Goal 1: In the listing, substitute "drive train" for "drive system" and write out the lines again with nothing else changed, beginning at the line that has "Patent image size: (743, 727)." and stopping after the line that has "The electromechanical impedance ZEM is".

#####

Studio album by Spinal Tap
- Released: March 17, 1992
- Genre: Heavy metal; comedy rock;
- Length: 49:54
- Label: MCA; Geffen;
- Producer: Spinal Tap; T-Bone Burnett; Dave Jerden; Danny Kortchmar; Steve Lukather;

Spinal Tap chronology
| This Is Spinal Tap (1984) | Break Like the Wind (1992) | Back from the Dead (2009) |

= Break Like the Wind =

Break Like the Wind is the second album by the comedy heavy metal band Spinal Tap. The songs include a range of genres, from the glam metal anthem "Bitch School" down to the skiffle satire of "All the Way Home". The title, and the album's title track, is a double entendre that combines and confuses the idiom of moving "like the wind" (meaning to move at great speed) with "break wind", a euphemism for flatulence.

#####

Goal 2: According to the album article, why is the title Break Like the Wind a double entendre?

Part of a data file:

#####

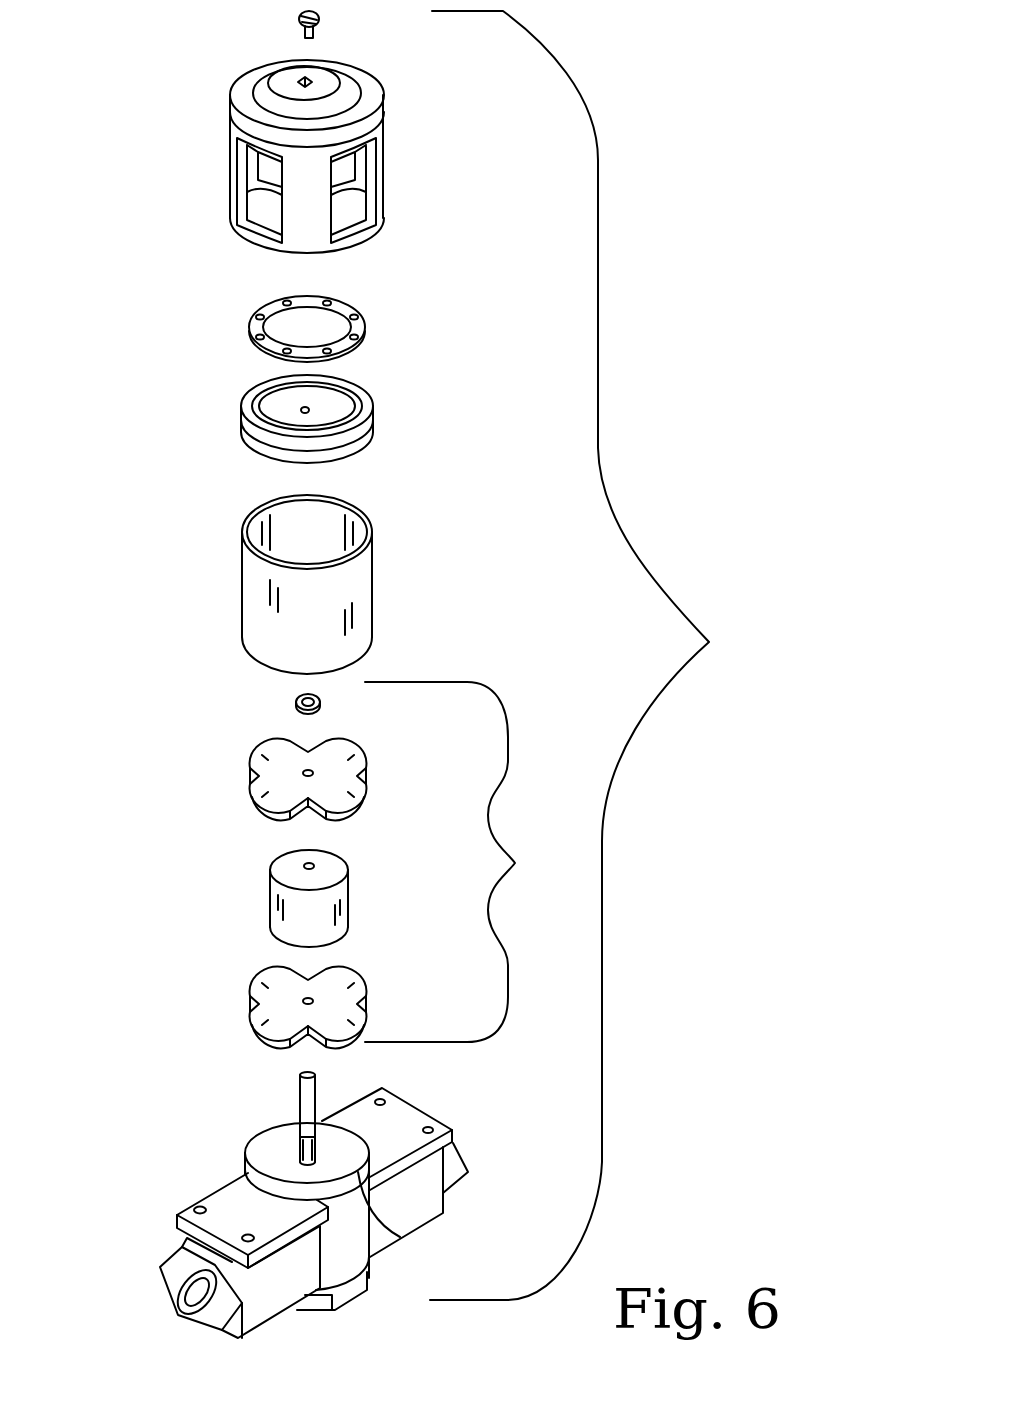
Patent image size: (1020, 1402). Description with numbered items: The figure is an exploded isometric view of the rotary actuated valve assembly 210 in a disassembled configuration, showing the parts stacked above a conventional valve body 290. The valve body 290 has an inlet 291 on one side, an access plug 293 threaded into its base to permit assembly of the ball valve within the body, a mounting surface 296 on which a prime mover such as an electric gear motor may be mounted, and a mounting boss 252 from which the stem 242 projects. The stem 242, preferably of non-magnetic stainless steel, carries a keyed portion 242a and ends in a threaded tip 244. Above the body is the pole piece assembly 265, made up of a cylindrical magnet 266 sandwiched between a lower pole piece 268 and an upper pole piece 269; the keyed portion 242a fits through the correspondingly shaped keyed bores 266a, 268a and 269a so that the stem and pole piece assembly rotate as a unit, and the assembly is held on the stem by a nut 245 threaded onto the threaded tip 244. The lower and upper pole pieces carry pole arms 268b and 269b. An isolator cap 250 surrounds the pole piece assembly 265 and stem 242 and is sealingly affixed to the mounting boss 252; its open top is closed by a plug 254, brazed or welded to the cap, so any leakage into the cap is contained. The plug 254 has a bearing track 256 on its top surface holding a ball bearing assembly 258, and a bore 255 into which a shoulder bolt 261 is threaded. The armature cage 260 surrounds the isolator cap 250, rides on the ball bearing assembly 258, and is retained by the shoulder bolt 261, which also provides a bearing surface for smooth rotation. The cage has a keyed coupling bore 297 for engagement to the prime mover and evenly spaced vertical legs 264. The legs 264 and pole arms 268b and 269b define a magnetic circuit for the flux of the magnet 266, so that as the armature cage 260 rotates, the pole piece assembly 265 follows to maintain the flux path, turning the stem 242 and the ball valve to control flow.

The rotary actuated valve assembly 210 is at (589, 655).
The shoulder bolt 261 is at (320, 18).
The armature cage 260 is at (285, 149).
The keyed coupling bore 297 is at (300, 78).
The legs 264 is at (232, 185).
The ball bearing assembly 258 is at (365, 311).
The plug 254 is at (304, 412).
The bearing track 256 is at (262, 397).
The bore 255 is at (310, 408).
The isolator cap 250 is at (365, 571).
The nut 245 is at (296, 700).
The pole piece assembly 265 is at (458, 862).
The upper pole piece 269 is at (310, 784).
The keyed bore 269a is at (308, 770).
The pole arms 269b is at (250, 754).
The cylindrical magnet 266 is at (270, 898).
The keyed bore 266a is at (308, 867).
The lower pole piece 268 is at (312, 1012).
The keyed bore 268a is at (308, 998).
The pole arms 268b is at (250, 982).
The threaded tip 244 is at (322, 1111).
The keyed portion 242a is at (315, 1097).
The stem 242 is at (300, 1150).
The mounting surface 296 is at (200, 1205).
The mounting boss 252 is at (400, 1237).
The valve body 290 is at (260, 1295).
The inlet 291 is at (190, 1295).
The access plug 293 is at (348, 1296).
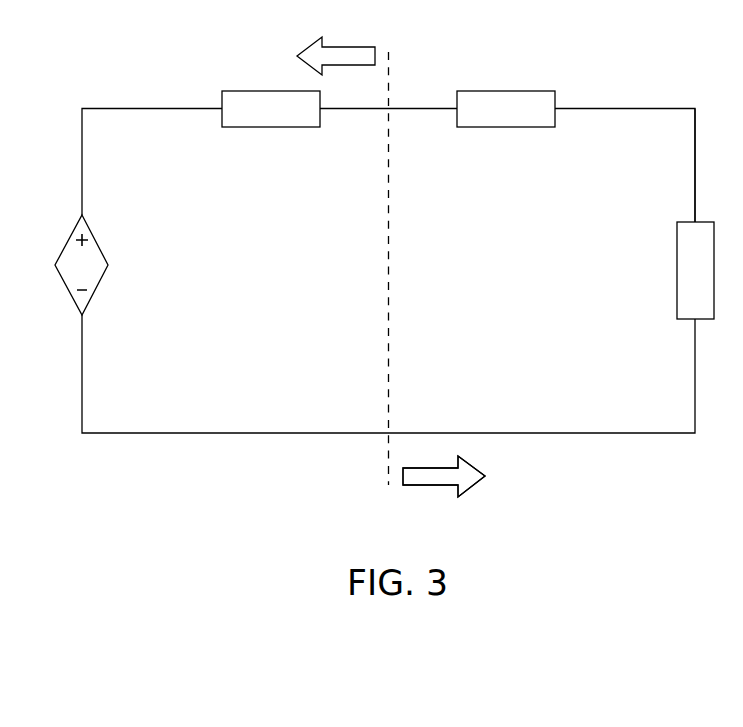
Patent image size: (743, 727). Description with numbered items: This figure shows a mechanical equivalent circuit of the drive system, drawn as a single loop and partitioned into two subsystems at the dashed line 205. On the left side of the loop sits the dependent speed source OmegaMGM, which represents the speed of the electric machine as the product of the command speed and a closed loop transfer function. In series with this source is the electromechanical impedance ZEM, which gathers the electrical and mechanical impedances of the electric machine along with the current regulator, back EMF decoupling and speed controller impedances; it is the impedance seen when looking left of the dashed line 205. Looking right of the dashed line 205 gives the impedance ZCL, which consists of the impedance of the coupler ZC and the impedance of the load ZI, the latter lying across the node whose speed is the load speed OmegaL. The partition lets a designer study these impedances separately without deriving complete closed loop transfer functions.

The dashed line 205 is at (436, 252).
The electromechanical impedance ZEM is at (268, 127).
The impedance of the coupler ZC is at (503, 127).
The impedance of the load ZI is at (677, 280).
The impedance looking right of the dashed line ZCL is at (476, 479).
The speed of the load OmegaL is at (708, 147).
The dependent speed source OmegaMGM is at (103, 272).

#####

Exercise output 1:
Patent image size: (743, 727). Description with numbered items: This figure shows a mechanical equivalent circuit of the drive train, drawn as a single loop and partitioned into two subsystems at the dashed line 205. On the left side of the loop sits the dependent speed source OmegaMGM, which represents the speed of the electric machine as the product of the command speed and a closed loop transfer function. In series with this source is the electromechanical impedance ZEM, which gathers the electrical and mechanical impedances of the electric machine along with the current regulator, back EMF decoupling and speed controller impedances; it is the impedance seen when looking left of the dashed line 205. Looking right of the dashed line 205 gives the impedance ZCL, which consists of the impedance of the coupler ZC and the impedance of the load ZI, the latter lying across the node whose speed is the load speed OmegaL. The partition lets a designer study these impedances separately without deriving complete closed loop transfer functions.

The dashed line 205 is at (436, 252).
The electromechanical impedance ZEM is at (268, 127).

Exercise output 2: The title combines and confuses the idiom of moving "like the wind," which means to move at great speed, with "break wind," a euphemism for flatulence.